Okuma Parçası:
|---|

Sığ Ekolojinin Sonuçları: Türkiye’nin AB’den Çöp İthalatı

Eylül Arslan
Koç Üniversitesi Siyaset Bilimi ve Uluslararası İlişkiler Bölümü doktora öğrencisidir.

“Modern toplumlar ne kadar çok çöp üretirse, bu toplumların fertleri de çöp konusunda o kadar az kafa yormak isterler. Bu nedenle de kültürel anlatılarda büyüme ve kirlilik arasındaki bağlantıyı yok etme eğilimi gittikçe artmaktadır.” (Luis I. Pradanos, Postgrowth Imaginaries: New Ecologies and Counterhegemonic Culture in Post-2008 Spain (2018), s. 165.)

|---|

Liste:

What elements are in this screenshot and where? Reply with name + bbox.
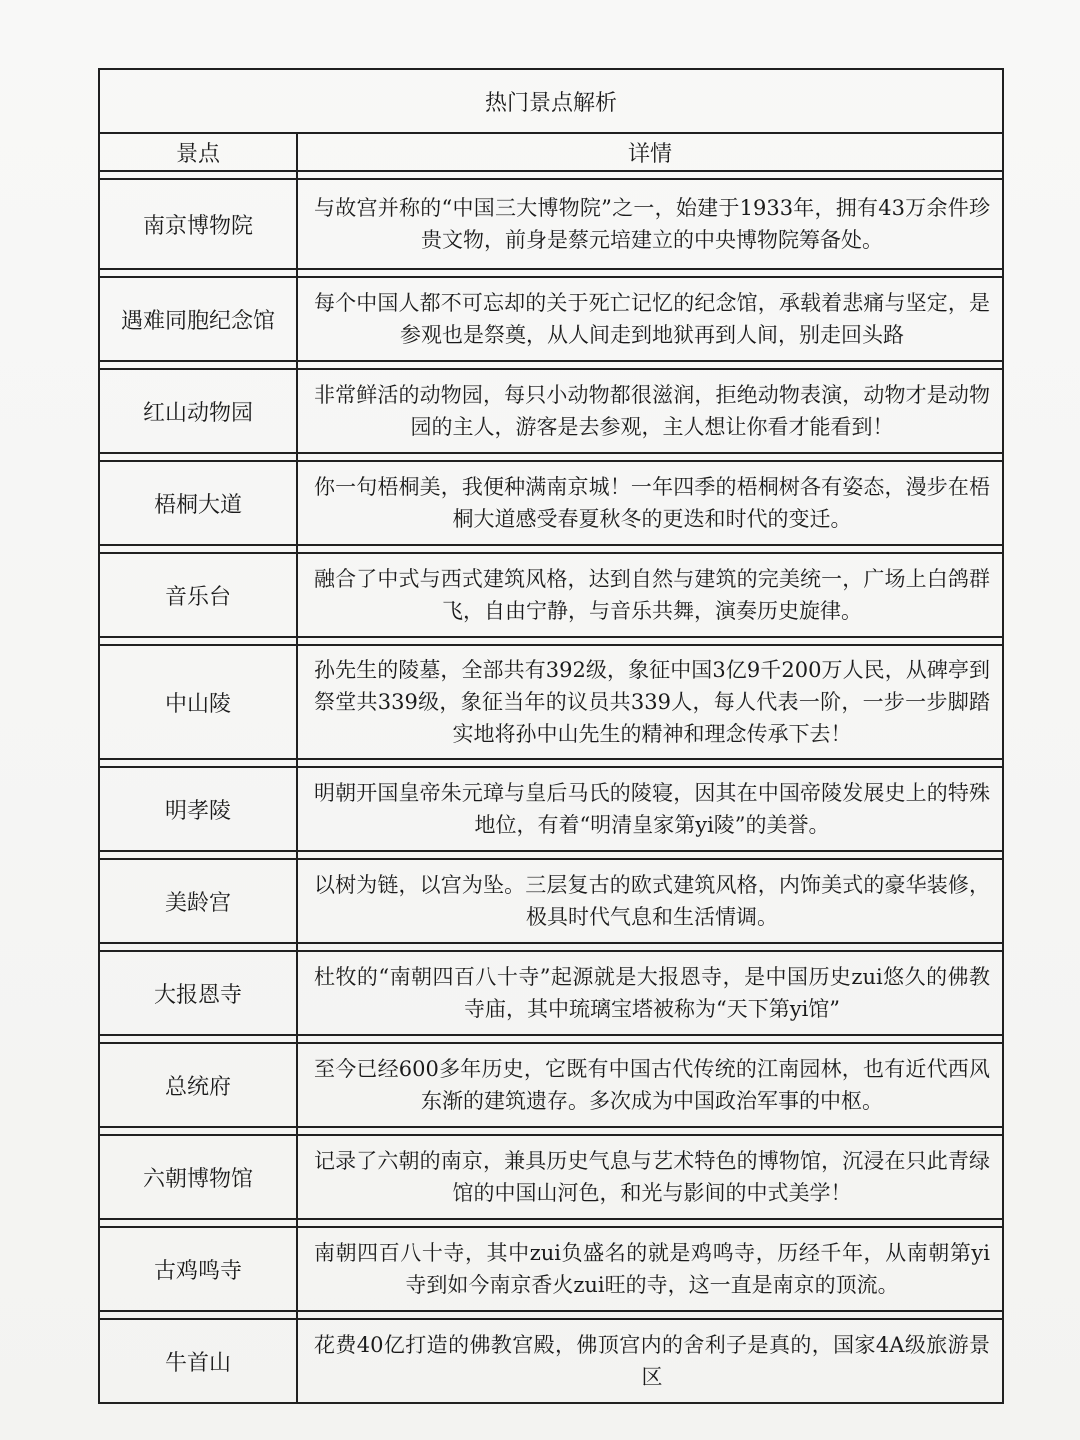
spot-name: 遇难同胞纪念馆 xyxy=(99,277,297,361)
spot-detail: 记录了六朝的南京，兼具历史气息与艺术特色的博物馆，沉浸在只此青绿馆的中国山河色，和光与影间的中式美学！ xyxy=(297,1135,1003,1219)
gap-right xyxy=(297,1127,1003,1135)
gap-right xyxy=(297,851,1003,859)
table-row xyxy=(99,1319,1003,1403)
table-row xyxy=(99,1227,1003,1311)
gap-left xyxy=(99,637,297,645)
row-gap xyxy=(99,759,1003,767)
spot-name: 六朝博物馆 xyxy=(99,1135,297,1219)
spot-detail: 融合了中式与西式建筑风格，达到自然与建筑的完美统一，广场上白鸽群飞，自由宁静，与音乐共舞，演奏历史旋律。 xyxy=(297,553,1003,637)
table-row xyxy=(99,553,1003,637)
table-row xyxy=(99,645,1003,759)
spot-name: 古鸡鸣寺 xyxy=(99,1227,297,1311)
table-row xyxy=(99,277,1003,361)
spot-detail: 明朝开国皇帝朱元璋与皇后马氏的陵寝，因其在中国帝陵发展史上的特殊地位，有着“明清皇家第yi陵”的美誉。 xyxy=(297,767,1003,851)
spot-detail: 以树为链，以宫为坠。三层复古的欧式建筑风格，内饰美式的豪华装修，极具时代气息和生活情调。 xyxy=(297,859,1003,943)
spot-detail: 花费40亿打造的佛教宫殿，佛顶宫内的舍利子是真的，国家4A级旅游景区 xyxy=(297,1319,1003,1403)
gap-right xyxy=(297,759,1003,767)
header-row xyxy=(99,133,1003,171)
spot-detail: 非常鲜活的动物园，每只小动物都很滋润，拒绝动物表演，动物才是动物园的主人，游客是去参观，主人想让你看才能看到！ xyxy=(297,369,1003,453)
table-row xyxy=(99,369,1003,453)
attractions-table xyxy=(98,68,1004,1404)
spot-name: 总统府 xyxy=(99,1043,297,1127)
table-row xyxy=(99,767,1003,851)
table-row xyxy=(99,1043,1003,1127)
row-gap xyxy=(99,1311,1003,1319)
table-title: 热门景点解析 xyxy=(99,69,1003,133)
gap-right xyxy=(297,637,1003,645)
spot-detail: 每个中国人都不可忘却的关于死亡记忆的纪念馆，承载着悲痛与坚定，是参观也是祭奠，从人间走到地狱再到人间，别走回头路 xyxy=(297,277,1003,361)
gap-left xyxy=(99,361,297,369)
row-gap xyxy=(99,851,1003,859)
spot-name: 梧桐大道 xyxy=(99,461,297,545)
header-spot: 景点 xyxy=(99,133,297,171)
spot-detail: 孙先生的陵墓，全部共有392级，象征中国3亿9千200万人民，从碑亭到祭堂共339级，象征当年的议员共339人，每人代表一阶，一步一步脚踏实地将孙中山先生的精神和理念传承下去！ xyxy=(297,645,1003,759)
spot-detail: 至今已经600多年历史，它既有中国古代传统的江南园林，也有近代西风东渐的建筑遗存。多次成为中国政治军事的中枢。 xyxy=(297,1043,1003,1127)
row-gap xyxy=(99,453,1003,461)
spot-name: 南京博物院 xyxy=(99,179,297,269)
table-row xyxy=(99,179,1003,269)
gap-left xyxy=(99,1127,297,1135)
row-gap xyxy=(99,269,1003,277)
row-gap xyxy=(99,545,1003,553)
header-gap xyxy=(99,171,1003,179)
spot-name: 美龄宫 xyxy=(99,859,297,943)
gap-left xyxy=(99,1311,297,1319)
row-gap xyxy=(99,1035,1003,1043)
gap-right xyxy=(297,545,1003,553)
gap-right xyxy=(297,1311,1003,1319)
table-row xyxy=(99,1135,1003,1219)
header-detail: 详情 xyxy=(297,133,1003,171)
table-row xyxy=(99,859,1003,943)
gap-left xyxy=(99,1219,297,1227)
spot-detail: 你一句梧桐美，我便种满南京城！一年四季的梧桐树各有姿态，漫步在梧桐大道感受春夏秋冬的更迭和时代的变迁。 xyxy=(297,461,1003,545)
spot-name: 牛首山 xyxy=(99,1319,297,1403)
header-gap-left xyxy=(99,171,297,179)
gap-right xyxy=(297,453,1003,461)
row-gap xyxy=(99,1127,1003,1135)
gap-left xyxy=(99,1035,297,1043)
table-row xyxy=(99,461,1003,545)
header-gap-right xyxy=(297,171,1003,179)
gap-left xyxy=(99,943,297,951)
gap-right xyxy=(297,361,1003,369)
spot-name: 中山陵 xyxy=(99,645,297,759)
spot-name: 红山动物园 xyxy=(99,369,297,453)
gap-left xyxy=(99,851,297,859)
spot-name: 音乐台 xyxy=(99,553,297,637)
gap-left xyxy=(99,545,297,553)
row-gap xyxy=(99,943,1003,951)
gap-left xyxy=(99,453,297,461)
gap-left xyxy=(99,269,297,277)
row-gap xyxy=(99,637,1003,645)
row-gap xyxy=(99,1219,1003,1227)
spot-name: 明孝陵 xyxy=(99,767,297,851)
row-gap xyxy=(99,361,1003,369)
gap-right xyxy=(297,269,1003,277)
spot-detail: 杜牧的“南朝四百八十寺”起源就是大报恩寺，是中国历史zui悠久的佛教寺庙，其中琉璃宝塔被称为“天下第yi馆” xyxy=(297,951,1003,1035)
spot-detail: 南朝四百八十寺，其中zui负盛名的就是鸡鸣寺，历经千年，从南朝第yi寺到如今南京香火zui旺的寺，这一直是南京的顶流。 xyxy=(297,1227,1003,1311)
spot-name: 大报恩寺 xyxy=(99,951,297,1035)
gap-right xyxy=(297,943,1003,951)
title-row xyxy=(99,69,1003,133)
gap-right xyxy=(297,1219,1003,1227)
gap-right xyxy=(297,1035,1003,1043)
gap-left xyxy=(99,759,297,767)
table-row xyxy=(99,951,1003,1035)
spot-detail: 与故宫并称的“中国三大博物院”之一，始建于1933年，拥有43万余件珍贵文物，前身是蔡元培建立的中央博物院筹备处。 xyxy=(297,179,1003,269)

|---|

Alıştırmalar:
A - Türkiye'nin AB'den çöp ithalatını konu alan okuma parçasındaki şu cümleyi İngilizceye çevirin: "Modern toplumlar ne kadar çok çöp üretirse, bu toplumların fertleri de çöp konusunda o kadar az kafa yormak isterler."
B - Listede "spot-name: 遇难同胞纪念馆 xyxy=(99,277,297,361)" geçen satırdan "table-row xyxy=(99,277,1003,361)" geçen satıra kadarki satırları hiçbir değişiklik yapmadan yazıya geçirin.
Listenin okuma parçasıyla hiçbir ilgisi yoktur.

Cevap Anahtarı:
A - The more garbage modern societies produce, the less the members of these societies want to think about garbage.

B -
spot-name: 遇难同胞纪念馆 xyxy=(99,277,297,361)
spot-detail: 记录了六朝的南京，兼具历史气息与艺术特色的博物馆，沉浸在只此青绿馆的中国山河色，和光与影间的中式美学！ xyxy=(297,1135,1003,1219)
gap-right xyxy=(297,1127,1003,1135)
gap-right xyxy=(297,851,1003,859)
table-row xyxy=(99,1319,1003,1403)
table-row xyxy=(99,1227,1003,1311)
gap-left xyxy=(99,637,297,645)
row-gap xyxy=(99,759,1003,767)
spot-name: 六朝博物馆 xyxy=(99,1135,297,1219)
spot-detail: 融合了中式与西式建筑风格，达到自然与建筑的完美统一，广场上白鸽群飞，自由宁静，与音乐共舞，演奏历史旋律。 xyxy=(297,553,1003,637)
table-row xyxy=(99,553,1003,637)
table-row xyxy=(99,645,1003,759)
spot-name: 古鸡鸣寺 xyxy=(99,1227,297,1311)
table-row xyxy=(99,277,1003,361)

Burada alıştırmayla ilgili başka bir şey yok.